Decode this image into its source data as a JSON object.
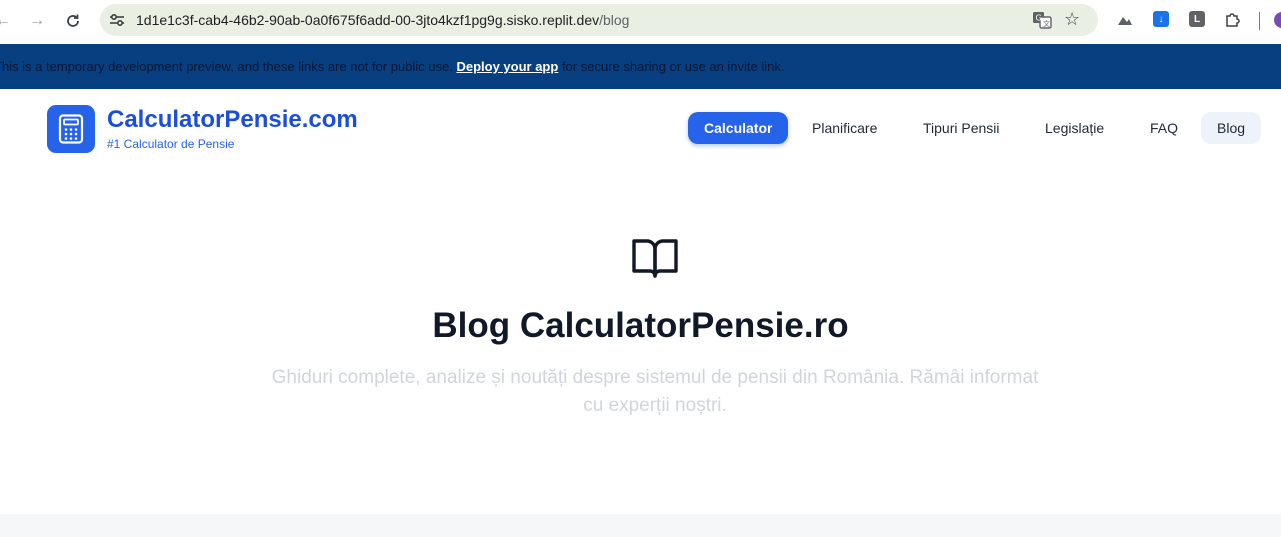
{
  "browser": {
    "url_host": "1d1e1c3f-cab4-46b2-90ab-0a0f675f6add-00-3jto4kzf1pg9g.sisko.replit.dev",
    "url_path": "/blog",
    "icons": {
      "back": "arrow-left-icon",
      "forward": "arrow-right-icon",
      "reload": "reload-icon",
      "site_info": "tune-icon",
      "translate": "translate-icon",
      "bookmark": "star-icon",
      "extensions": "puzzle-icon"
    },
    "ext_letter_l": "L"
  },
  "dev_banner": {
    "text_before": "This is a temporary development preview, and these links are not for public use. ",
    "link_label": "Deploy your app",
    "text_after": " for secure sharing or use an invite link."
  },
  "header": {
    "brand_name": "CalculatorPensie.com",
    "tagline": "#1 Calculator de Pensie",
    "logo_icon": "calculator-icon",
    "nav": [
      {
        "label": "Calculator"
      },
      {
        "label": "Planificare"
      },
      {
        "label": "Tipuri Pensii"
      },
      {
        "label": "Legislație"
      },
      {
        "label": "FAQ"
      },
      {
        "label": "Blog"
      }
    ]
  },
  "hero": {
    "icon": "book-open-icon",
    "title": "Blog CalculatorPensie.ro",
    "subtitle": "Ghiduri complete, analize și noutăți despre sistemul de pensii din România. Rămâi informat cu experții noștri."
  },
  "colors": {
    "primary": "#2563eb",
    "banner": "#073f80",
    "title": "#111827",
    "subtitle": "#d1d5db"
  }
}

━━━━

- [WHAT IS REQUIRED]:
The records above need to be given again exactly. Omit the pictures.

- [SOLUTION TO THE EXERCISE]:
Decode this image into its source data as a JSON object.
{
  "browser": {
    "url_host": "1d1e1c3f-cab4-46b2-90ab-0a0f675f6add-00-3jto4kzf1pg9g.sisko.replit.dev",
    "url_path": "/blog",
    "icons": {
      "back": "arrow-left-icon",
      "forward": "arrow-right-icon",
      "reload": "reload-icon",
      "site_info": "tune-icon",
      "translate": "translate-icon",
      "bookmark": "star-icon",
      "extensions": "puzzle-icon"
    },
    "ext_letter_l": "L"
  },
  "dev_banner": {
    "text_before": "This is a temporary development preview, and these links are not for public use. ",
    "link_label": "Deploy your app",
    "text_after": " for secure sharing or use an invite link."
  },
  "header": {
    "brand_name": "CalculatorPensie.com",
    "tagline": "#1 Calculator de Pensie",
    "logo_icon": "calculator-icon",
    "nav": [
      {
        "label": "Calculator"
      },
      {
        "label": "Planificare"
      },
      {
        "label": "Tipuri Pensii"
      },
      {
        "label": "Legislație"
      },
      {
        "label": "FAQ"
      },
      {
        "label": "Blog"
      }
    ]
  },
  "hero": {
    "icon": "book-open-icon",
    "title": "Blog CalculatorPensie.ro",
    "subtitle": "Ghiduri complete, analize și noutăți despre sistemul de pensii din România. Rămâi informat cu experții noștri."
  },
  "colors": {
    "primary": "#2563eb",
    "banner": "#073f80",
    "title": "#111827",
    "subtitle": "#d1d5db"
  }
}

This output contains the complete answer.